PROVIDED ENTRIES
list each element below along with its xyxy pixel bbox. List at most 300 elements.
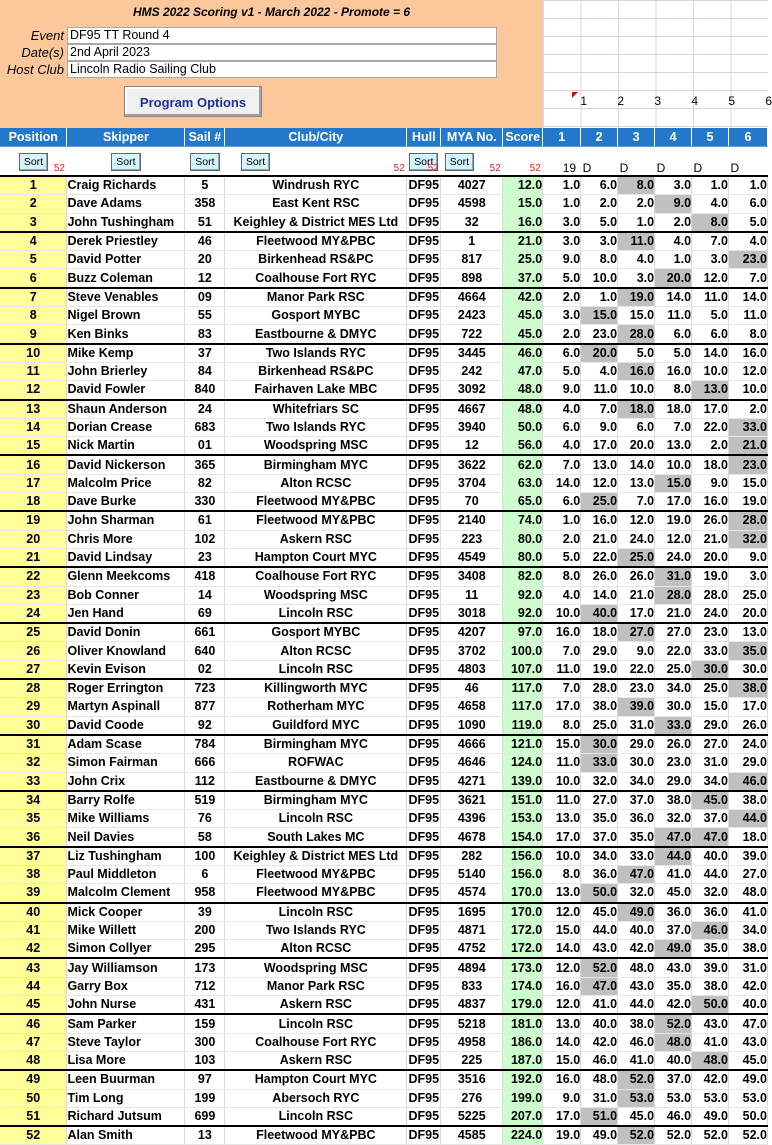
race-4-cell[interactable]: 27.0 (655, 623, 692, 642)
skipper-cell[interactable]: John Crix (67, 772, 185, 791)
club-cell[interactable]: Hampton Court MYC (225, 1070, 407, 1089)
sail-cell[interactable]: 01 (185, 437, 225, 456)
race-3-cell[interactable]: 40.0 (618, 921, 655, 939)
race-1-cell[interactable]: 9.0 (543, 251, 581, 269)
position-cell[interactable]: 39 (0, 884, 67, 903)
sail-cell[interactable]: 199 (185, 1089, 225, 1107)
race-6-cell[interactable]: 25.0 (728, 586, 767, 604)
sort-club-button[interactable]: Sort (241, 153, 270, 171)
race-1-cell[interactable]: 13.0 (543, 810, 581, 828)
race-3-cell[interactable]: 47.0 (618, 865, 655, 883)
race-2-cell[interactable]: 41.0 (581, 996, 618, 1015)
race-4-cell[interactable]: 46.0 (655, 1107, 692, 1126)
sail-cell[interactable]: 640 (185, 642, 225, 660)
race-2-cell[interactable]: 44.0 (581, 921, 618, 939)
mya-cell[interactable]: 722 (441, 325, 503, 344)
sail-cell[interactable]: 784 (185, 735, 225, 754)
race-3-cell[interactable]: 32.0 (618, 884, 655, 903)
race-3-cell[interactable]: 15.0 (618, 307, 655, 325)
mya-cell[interactable]: 4752 (441, 940, 503, 959)
score-cell[interactable]: 80.0 (503, 548, 543, 567)
mya-cell[interactable]: 3516 (441, 1070, 503, 1089)
position-cell[interactable]: 30 (0, 716, 67, 735)
race-4-cell[interactable]: 14.0 (655, 288, 692, 307)
race-1-cell[interactable]: 7.0 (543, 455, 581, 474)
race-4-cell[interactable]: 40.0 (655, 1051, 692, 1070)
sail-cell[interactable]: 683 (185, 418, 225, 436)
race-6-cell[interactable]: 24.0 (728, 735, 767, 754)
race-5-cell[interactable]: 1.0 (692, 176, 729, 195)
mya-cell[interactable]: 833 (441, 977, 503, 995)
sail-cell[interactable]: 330 (185, 493, 225, 512)
race-2-cell[interactable]: 2.0 (581, 195, 618, 213)
race-4-cell[interactable]: 15.0 (655, 474, 692, 492)
position-cell[interactable]: 45 (0, 996, 67, 1015)
score-cell[interactable]: 156.0 (503, 847, 543, 866)
race-2-cell[interactable]: 29.0 (581, 642, 618, 660)
race-6-cell[interactable]: 32.0 (728, 530, 767, 548)
race-1-cell[interactable]: 9.0 (543, 1089, 581, 1107)
hull-cell[interactable]: DF95 (407, 344, 441, 363)
skipper-cell[interactable]: John Sharman (67, 511, 185, 530)
score-cell[interactable]: 173.0 (503, 958, 543, 977)
mya-cell[interactable]: 4958 (441, 1033, 503, 1051)
hull-cell[interactable]: DF95 (407, 642, 441, 660)
sail-cell[interactable]: 699 (185, 1107, 225, 1126)
position-cell[interactable]: 9 (0, 325, 67, 344)
mya-cell[interactable]: 3940 (441, 418, 503, 436)
race-3-cell[interactable]: 45.0 (618, 1107, 655, 1126)
race-5-cell[interactable]: 47.0 (692, 828, 729, 847)
sail-cell[interactable]: 92 (185, 716, 225, 735)
race-3-cell[interactable]: 31.0 (618, 716, 655, 735)
race-1-cell[interactable]: 7.0 (543, 679, 581, 698)
position-cell[interactable]: 44 (0, 977, 67, 995)
position-cell[interactable]: 48 (0, 1051, 67, 1070)
race-1-cell[interactable]: 5.0 (543, 362, 581, 380)
club-cell[interactable]: Killingworth MYC (225, 679, 407, 698)
race-4-cell[interactable]: 31.0 (655, 567, 692, 586)
race-1-cell[interactable]: 10.0 (543, 772, 581, 791)
race-6-cell[interactable]: 34.0 (728, 921, 767, 939)
race-2-cell[interactable]: 30.0 (581, 735, 618, 754)
skipper-cell[interactable]: Sam Parker (67, 1014, 185, 1033)
race-2-cell[interactable]: 7.0 (581, 400, 618, 419)
race-4-cell[interactable]: 52.0 (655, 1126, 692, 1145)
position-cell[interactable]: 31 (0, 735, 67, 754)
score-cell[interactable]: 187.0 (503, 1051, 543, 1070)
club-cell[interactable]: ROFWAC (225, 754, 407, 772)
mya-cell[interactable]: 1 (441, 232, 503, 251)
race-2-cell[interactable]: 17.0 (581, 437, 618, 456)
race-5-cell[interactable]: 35.0 (692, 940, 729, 959)
race-1-cell[interactable]: 8.0 (543, 865, 581, 883)
race-3-cell[interactable]: 17.0 (618, 604, 655, 623)
race-2-cell[interactable]: 27.0 (581, 791, 618, 810)
skipper-cell[interactable]: Dave Adams (67, 195, 185, 213)
event-field[interactable]: DF95 TT Round 4 (67, 27, 497, 44)
position-cell[interactable]: 22 (0, 567, 67, 586)
race-1-cell[interactable]: 5.0 (543, 548, 581, 567)
mya-cell[interactable]: 3621 (441, 791, 503, 810)
race-6-cell[interactable]: 53.0 (728, 1089, 767, 1107)
skipper-cell[interactable]: Nigel Brown (67, 307, 185, 325)
hull-cell[interactable]: DF95 (407, 1107, 441, 1126)
race-1-cell[interactable]: 7.0 (543, 642, 581, 660)
sail-cell[interactable]: 6 (185, 865, 225, 883)
skipper-cell[interactable]: David Fowler (67, 381, 185, 400)
sail-cell[interactable]: 76 (185, 810, 225, 828)
club-cell[interactable]: Gosport MYBC (225, 623, 407, 642)
race-2-cell[interactable]: 26.0 (581, 567, 618, 586)
race-2-cell[interactable]: 42.0 (581, 1033, 618, 1051)
skipper-cell[interactable]: Shaun Anderson (67, 400, 185, 419)
race-3-cell[interactable]: 22.0 (618, 660, 655, 679)
race-3-cell[interactable]: 14.0 (618, 455, 655, 474)
skipper-cell[interactable]: Garry Box (67, 977, 185, 995)
race-5-cell[interactable]: 3.0 (692, 251, 729, 269)
skipper-cell[interactable]: David Lindsay (67, 548, 185, 567)
skipper-cell[interactable]: Mike Williams (67, 810, 185, 828)
race-3-cell[interactable]: 38.0 (618, 1014, 655, 1033)
hull-cell[interactable]: DF95 (407, 679, 441, 698)
score-cell[interactable]: 154.0 (503, 828, 543, 847)
race-1-cell[interactable]: 12.0 (543, 958, 581, 977)
race-1-cell[interactable]: 5.0 (543, 269, 581, 288)
club-cell[interactable]: Fleetwood MY&PBC (225, 884, 407, 903)
sail-cell[interactable]: 519 (185, 791, 225, 810)
race-5-cell[interactable]: 9.0 (692, 474, 729, 492)
skipper-cell[interactable]: Steve Venables (67, 288, 185, 307)
position-cell[interactable]: 10 (0, 344, 67, 363)
race-5-cell[interactable]: 16.0 (692, 493, 729, 512)
race-1-cell[interactable]: 4.0 (543, 400, 581, 419)
mya-cell[interactable]: 3702 (441, 642, 503, 660)
club-cell[interactable]: Fairhaven Lake MBC (225, 381, 407, 400)
race-3-cell[interactable]: 34.0 (618, 772, 655, 791)
race-3-cell[interactable]: 13.0 (618, 474, 655, 492)
race-6-cell[interactable]: 48.0 (728, 884, 767, 903)
race-6-cell[interactable]: 6.0 (728, 195, 767, 213)
race-6-cell[interactable]: 29.0 (728, 754, 767, 772)
hull-cell[interactable]: DF95 (407, 418, 441, 436)
race-5-cell[interactable]: 37.0 (692, 810, 729, 828)
sail-cell[interactable]: 55 (185, 307, 225, 325)
score-cell[interactable]: 16.0 (503, 213, 543, 232)
race-5-cell[interactable]: 44.0 (692, 865, 729, 883)
race-2-cell[interactable]: 28.0 (581, 679, 618, 698)
mya-cell[interactable]: 4549 (441, 548, 503, 567)
club-cell[interactable]: Askern RSC (225, 530, 407, 548)
sail-cell[interactable]: 39 (185, 903, 225, 922)
race-2-cell[interactable]: 13.0 (581, 455, 618, 474)
hull-cell[interactable]: DF95 (407, 884, 441, 903)
hull-cell[interactable]: DF95 (407, 400, 441, 419)
sail-cell[interactable]: 173 (185, 958, 225, 977)
race-2-cell[interactable]: 11.0 (581, 381, 618, 400)
position-cell[interactable]: 27 (0, 660, 67, 679)
position-cell[interactable]: 28 (0, 679, 67, 698)
race-1-cell[interactable]: 12.0 (543, 996, 581, 1015)
race-1-cell[interactable]: 17.0 (543, 1107, 581, 1126)
club-cell[interactable]: Birkenhead RS&PC (225, 362, 407, 380)
race-4-cell[interactable]: 52.0 (655, 1014, 692, 1033)
mya-cell[interactable]: 4207 (441, 623, 503, 642)
club-cell[interactable]: Alton RCSC (225, 940, 407, 959)
hull-cell[interactable]: DF95 (407, 977, 441, 995)
sail-cell[interactable]: 358 (185, 195, 225, 213)
race-1-cell[interactable]: 1.0 (543, 195, 581, 213)
skipper-cell[interactable]: Jen Hand (67, 604, 185, 623)
race-5-cell[interactable]: 22.0 (692, 418, 729, 436)
skipper-cell[interactable]: Steve Taylor (67, 1033, 185, 1051)
mya-cell[interactable]: 5225 (441, 1107, 503, 1126)
race-4-cell[interactable]: 13.0 (655, 437, 692, 456)
race-1-cell[interactable]: 3.0 (543, 307, 581, 325)
club-cell[interactable]: East Kent RSC (225, 195, 407, 213)
skipper-cell[interactable]: Derek Priestley (67, 232, 185, 251)
club-cell[interactable]: Lincoln RSC (225, 903, 407, 922)
skipper-cell[interactable]: David Nickerson (67, 455, 185, 474)
race-4-cell[interactable]: 36.0 (655, 903, 692, 922)
sail-cell[interactable]: 82 (185, 474, 225, 492)
sort-sail-button[interactable]: Sort (190, 153, 219, 171)
race-4-cell[interactable]: 5.0 (655, 344, 692, 363)
score-cell[interactable]: 74.0 (503, 511, 543, 530)
club-cell[interactable]: South Lakes MC (225, 828, 407, 847)
race-5-cell[interactable]: 5.0 (692, 307, 729, 325)
race-3-cell[interactable]: 28.0 (618, 325, 655, 344)
mya-cell[interactable]: 5140 (441, 865, 503, 883)
hull-cell[interactable]: DF95 (407, 604, 441, 623)
race-1-cell[interactable]: 13.0 (543, 884, 581, 903)
score-cell[interactable]: 48.0 (503, 400, 543, 419)
score-cell[interactable]: 224.0 (503, 1126, 543, 1145)
race-4-cell[interactable]: 29.0 (655, 772, 692, 791)
race-4-cell[interactable]: 12.0 (655, 530, 692, 548)
hull-cell[interactable]: DF95 (407, 1051, 441, 1070)
score-cell[interactable]: 170.0 (503, 884, 543, 903)
position-cell[interactable]: 12 (0, 381, 67, 400)
race-1-cell[interactable]: 2.0 (543, 530, 581, 548)
race-3-cell[interactable]: 41.0 (618, 1051, 655, 1070)
race-2-cell[interactable]: 15.0 (581, 307, 618, 325)
race-1-cell[interactable]: 16.0 (543, 977, 581, 995)
race-6-cell[interactable]: 47.0 (728, 1014, 767, 1033)
sail-cell[interactable]: 112 (185, 772, 225, 791)
race-5-cell[interactable]: 4.0 (692, 195, 729, 213)
race-6-cell[interactable]: 9.0 (728, 548, 767, 567)
mya-cell[interactable]: 32 (441, 213, 503, 232)
score-cell[interactable]: 172.0 (503, 940, 543, 959)
hull-cell[interactable]: DF95 (407, 511, 441, 530)
skipper-cell[interactable]: Martyn Aspinall (67, 698, 185, 716)
race-5-cell[interactable]: 7.0 (692, 232, 729, 251)
race-6-cell[interactable]: 12.0 (728, 362, 767, 380)
race-6-cell[interactable]: 8.0 (728, 325, 767, 344)
position-cell[interactable]: 11 (0, 362, 67, 380)
race-6-cell[interactable]: 26.0 (728, 716, 767, 735)
sail-cell[interactable]: 712 (185, 977, 225, 995)
mya-cell[interactable]: 2140 (441, 511, 503, 530)
race-5-cell[interactable]: 38.0 (692, 977, 729, 995)
score-cell[interactable]: 100.0 (503, 642, 543, 660)
score-cell[interactable]: 172.0 (503, 921, 543, 939)
sail-cell[interactable]: 46 (185, 232, 225, 251)
skipper-cell[interactable]: Mike Willett (67, 921, 185, 939)
skipper-cell[interactable]: David Coode (67, 716, 185, 735)
sail-cell[interactable]: 02 (185, 660, 225, 679)
position-cell[interactable]: 42 (0, 940, 67, 959)
race-5-cell[interactable]: 20.0 (692, 548, 729, 567)
race-1-cell[interactable]: 14.0 (543, 940, 581, 959)
club-cell[interactable]: Askern RSC (225, 1051, 407, 1070)
hull-cell[interactable]: DF95 (407, 1033, 441, 1051)
club-cell[interactable]: Fleetwood MY&PBC (225, 493, 407, 512)
race-5-cell[interactable]: 33.0 (692, 642, 729, 660)
skipper-cell[interactable]: Buzz Coleman (67, 269, 185, 288)
race-2-cell[interactable]: 32.0 (581, 772, 618, 791)
club-cell[interactable]: Lincoln RSC (225, 1014, 407, 1033)
position-cell[interactable]: 47 (0, 1033, 67, 1051)
race-3-cell[interactable]: 19.0 (618, 288, 655, 307)
mya-cell[interactable]: 4396 (441, 810, 503, 828)
race-3-cell[interactable]: 2.0 (618, 195, 655, 213)
sail-cell[interactable]: 51 (185, 213, 225, 232)
score-cell[interactable]: 63.0 (503, 474, 543, 492)
position-cell[interactable]: 25 (0, 623, 67, 642)
race-6-cell[interactable]: 23.0 (728, 455, 767, 474)
race-5-cell[interactable]: 8.0 (692, 213, 729, 232)
race-3-cell[interactable]: 11.0 (618, 232, 655, 251)
race-6-cell[interactable]: 41.0 (728, 903, 767, 922)
race-6-cell[interactable]: 18.0 (728, 828, 767, 847)
skipper-cell[interactable]: Simon Fairman (67, 754, 185, 772)
race-6-cell[interactable]: 23.0 (728, 251, 767, 269)
skipper-cell[interactable]: Glenn Meekcoms (67, 567, 185, 586)
hull-cell[interactable]: DF95 (407, 437, 441, 456)
race-1-cell[interactable]: 15.0 (543, 735, 581, 754)
club-cell[interactable]: Keighley & District MES Ltd (225, 847, 407, 866)
position-cell[interactable]: 4 (0, 232, 67, 251)
score-cell[interactable]: 15.0 (503, 195, 543, 213)
race-6-cell[interactable]: 30.0 (728, 660, 767, 679)
mya-cell[interactable]: 4667 (441, 400, 503, 419)
position-cell[interactable]: 43 (0, 958, 67, 977)
hull-cell[interactable]: DF95 (407, 195, 441, 213)
hull-cell[interactable]: DF95 (407, 176, 441, 195)
race-6-cell[interactable]: 38.0 (728, 940, 767, 959)
race-4-cell[interactable]: 34.0 (655, 679, 692, 698)
mya-cell[interactable]: 5218 (441, 1014, 503, 1033)
race-4-cell[interactable]: 28.0 (655, 586, 692, 604)
race-4-cell[interactable]: 38.0 (655, 791, 692, 810)
club-cell[interactable]: Rotherham MYC (225, 698, 407, 716)
sail-cell[interactable]: 295 (185, 940, 225, 959)
race-3-cell[interactable]: 43.0 (618, 977, 655, 995)
club-cell[interactable]: Whitefriars SC (225, 400, 407, 419)
score-cell[interactable]: 45.0 (503, 307, 543, 325)
skipper-cell[interactable]: Mick Cooper (67, 903, 185, 922)
race-1-cell[interactable]: 8.0 (543, 716, 581, 735)
hull-cell[interactable]: DF95 (407, 307, 441, 325)
club-cell[interactable]: Lincoln RSC (225, 660, 407, 679)
race-6-cell[interactable]: 50.0 (728, 1107, 767, 1126)
race-1-cell[interactable]: 17.0 (543, 828, 581, 847)
score-cell[interactable]: 97.0 (503, 623, 543, 642)
mya-cell[interactable]: 4574 (441, 884, 503, 903)
race-6-cell[interactable]: 16.0 (728, 344, 767, 363)
hull-cell[interactable]: DF95 (407, 958, 441, 977)
race-1-cell[interactable]: 11.0 (543, 754, 581, 772)
race-4-cell[interactable]: 20.0 (655, 269, 692, 288)
race-6-cell[interactable]: 1.0 (728, 176, 767, 195)
score-cell[interactable]: 117.0 (503, 679, 543, 698)
race-6-cell[interactable]: 38.0 (728, 791, 767, 810)
position-cell[interactable]: 17 (0, 474, 67, 492)
race-4-cell[interactable]: 30.0 (655, 698, 692, 716)
race-1-cell[interactable]: 1.0 (543, 176, 581, 195)
race-6-cell[interactable]: 17.0 (728, 698, 767, 716)
race-4-cell[interactable]: 42.0 (655, 996, 692, 1015)
race-5-cell[interactable]: 52.0 (692, 1126, 729, 1145)
sail-cell[interactable]: 840 (185, 381, 225, 400)
position-cell[interactable]: 35 (0, 810, 67, 828)
mya-cell[interactable]: 4646 (441, 754, 503, 772)
race-2-cell[interactable]: 46.0 (581, 1051, 618, 1070)
sail-cell[interactable]: 23 (185, 548, 225, 567)
race-3-cell[interactable]: 1.0 (618, 213, 655, 232)
race-3-cell[interactable]: 37.0 (618, 791, 655, 810)
race-6-cell[interactable]: 52.0 (728, 1126, 767, 1145)
race-4-cell[interactable]: 18.0 (655, 400, 692, 419)
skipper-cell[interactable]: Simon Collyer (67, 940, 185, 959)
score-cell[interactable]: 170.0 (503, 903, 543, 922)
position-cell[interactable]: 5 (0, 251, 67, 269)
mya-cell[interactable]: 3408 (441, 567, 503, 586)
club-cell[interactable]: Alton RCSC (225, 642, 407, 660)
mya-cell[interactable]: 282 (441, 847, 503, 866)
club-cell[interactable]: Manor Park RSC (225, 977, 407, 995)
position-cell[interactable]: 18 (0, 493, 67, 512)
sort-position-button[interactable]: Sort (19, 153, 48, 171)
mya-cell[interactable]: 4585 (441, 1126, 503, 1145)
race-2-cell[interactable]: 22.0 (581, 548, 618, 567)
race-3-cell[interactable]: 4.0 (618, 251, 655, 269)
position-cell[interactable]: 1 (0, 176, 67, 195)
club-cell[interactable]: Birmingham MYC (225, 455, 407, 474)
mya-cell[interactable]: 3622 (441, 455, 503, 474)
race-4-cell[interactable]: 10.0 (655, 455, 692, 474)
hull-cell[interactable]: DF95 (407, 586, 441, 604)
race-4-cell[interactable]: 23.0 (655, 754, 692, 772)
race-3-cell[interactable]: 29.0 (618, 735, 655, 754)
race-6-cell[interactable]: 5.0 (728, 213, 767, 232)
mya-cell[interactable]: 898 (441, 269, 503, 288)
mya-cell[interactable]: 225 (441, 1051, 503, 1070)
skipper-cell[interactable]: Ken Binks (67, 325, 185, 344)
race-4-cell[interactable]: 49.0 (655, 940, 692, 959)
race-3-cell[interactable]: 48.0 (618, 958, 655, 977)
position-cell[interactable]: 36 (0, 828, 67, 847)
club-cell[interactable]: Alton RCSC (225, 474, 407, 492)
race-6-cell[interactable]: 44.0 (728, 810, 767, 828)
race-4-cell[interactable]: 53.0 (655, 1089, 692, 1107)
club-cell[interactable]: Lincoln RSC (225, 810, 407, 828)
mya-cell[interactable]: 12 (441, 437, 503, 456)
score-cell[interactable]: 46.0 (503, 344, 543, 363)
race-1-cell[interactable]: 11.0 (543, 791, 581, 810)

INSTRUCTION
Rewrite the lines of the data starting at the line containing "race-4-cell[interactable]: 27.0 (655, 623, 692, 642)" and ending at the line containing "race-5-cell[interactable]: 1.0 (692, 176, 729, 195)", replacing "sail-cell" with "sail-number-cell" and leaving everything else unchanged.

FULL ANSWER
race-4-cell[interactable]: 27.0 (655, 623, 692, 642)
skipper-cell[interactable]: John Crix (67, 772, 185, 791)
club-cell[interactable]: Hampton Court MYC (225, 1070, 407, 1089)
sail-number-cell[interactable]: 01 (185, 437, 225, 456)
race-3-cell[interactable]: 40.0 (618, 921, 655, 939)
race-1-cell[interactable]: 9.0 (543, 251, 581, 269)
position-cell[interactable]: 39 (0, 884, 67, 903)
sail-number-cell[interactable]: 199 (185, 1089, 225, 1107)
race-6-cell[interactable]: 25.0 (728, 586, 767, 604)
sort-club-button[interactable]: Sort (241, 153, 270, 171)
race-1-cell[interactable]: 13.0 (543, 810, 581, 828)
race-3-cell[interactable]: 47.0 (618, 865, 655, 883)
race-2-cell[interactable]: 41.0 (581, 996, 618, 1015)
race-4-cell[interactable]: 46.0 (655, 1107, 692, 1126)
sail-number-cell[interactable]: 640 (185, 642, 225, 660)
race-2-cell[interactable]: 44.0 (581, 921, 618, 939)
mya-cell[interactable]: 722 (441, 325, 503, 344)
sail-number-cell[interactable]: 784 (185, 735, 225, 754)
race-3-cell[interactable]: 32.0 (618, 884, 655, 903)
race-3-cell[interactable]: 15.0 (618, 307, 655, 325)
mya-cell[interactable]: 4752 (441, 940, 503, 959)
score-cell[interactable]: 80.0 (503, 548, 543, 567)
mya-cell[interactable]: 3516 (441, 1070, 503, 1089)
position-cell[interactable]: 30 (0, 716, 67, 735)
race-4-cell[interactable]: 14.0 (655, 288, 692, 307)
race-1-cell[interactable]: 7.0 (543, 455, 581, 474)
race-4-cell[interactable]: 40.0 (655, 1051, 692, 1070)
sail-number-cell[interactable]: 683 (185, 418, 225, 436)
race-6-cell[interactable]: 24.0 (728, 735, 767, 754)
race-5-cell[interactable]: 1.0 (692, 176, 729, 195)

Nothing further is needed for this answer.